#### What is asked:
- a) The article on Gassman's and Guth's legislative plans says some people need help at several points in the day. List every point in the day it names.
- b) Write the next part of the article on Gassman's and Guth's legislative plans, picking up after its last sentence.

#### Page excerpt:

-- start --

Gassman added, "There are a number of people that an MCO probably can't help. Those that have more severe mental and physical health problems need the state's help as opposed to managing their care. They need help getting ready for the day, during the day, and at the end of the day with the actions of everyday living. I will look into putting those people back on a fee for service option."

Personal values in law

Guth said, "The restoration of religious freedom is close to my heart, and I will again be introducing legislation to restore our First Amendment freedoms. The Supreme Court of the U.S. weakened those freedoms in the 1990s when they ruled that the federal Religious Freedom Restoration Act only applies to federal law. The passage of this Act would require state and local governments not restrict the free exercise of religion unless there is a compelling government interest to do so, such as safety."

Gassman expressed his continuing concern over the high divorce rate, and said he would seek changes to Iowa's divorce and child custody laws.

"We have a multitude of children living in homes where only one of the natural parents is present. This can be due to divorce or single parenthood. This is not working. I think a lot of our current problems with mental health and suicide with our children can be brought back to a divorce."

Gassman said he would change the no fault divorce law to mutual consent divorce.

-- end --

#### Material:
-- start --

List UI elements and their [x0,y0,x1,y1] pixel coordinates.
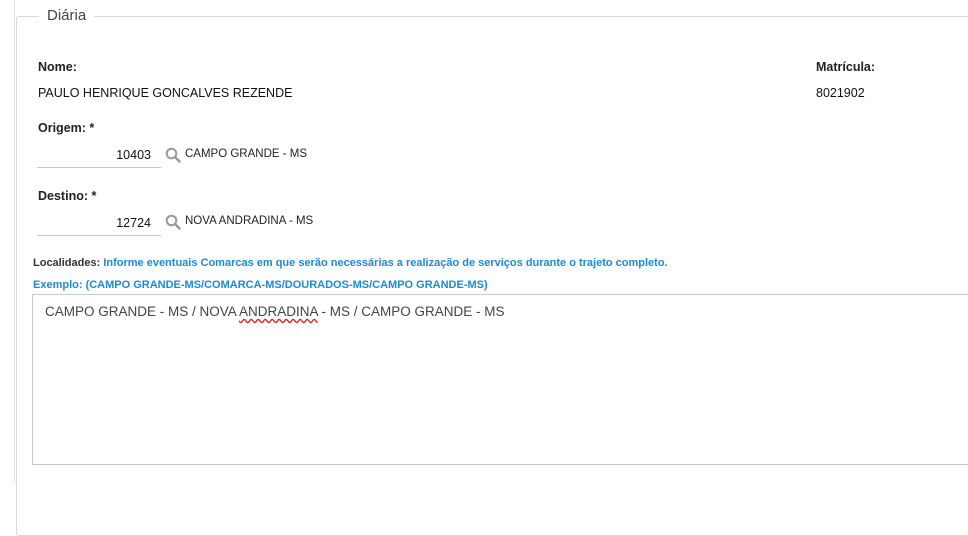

-- end --

#### Outputs by task:
- a)
- Getting ready for the day
- During the day
- At the end of the day

- b)
"Both members of that marriage will have to come to a consensus before the divorce would be granted. Child custody would be a part of this process. Both members of the marriage would have to agree to a settlement before a divorce is granted if minor children are involved."

Gassman said there are further aspects to his proposal he intends to discuss with constituents or in a future press release.

Other issues

Guth said, "With the low unemployment in Iowa, this would be a good time to attempt to put more people to work by limiting welfare. There seems to be support for the idea of making welfare programs less of a comfortable deal for the long term."

Guth also said privatizing the transportation of alcohol in the state will provide better service for smaller retailers and save the state money. Guth said this would be one way to combine services and reduce the number of state employees.

The session continues for 110 calendar days and is scheduled to end May 3.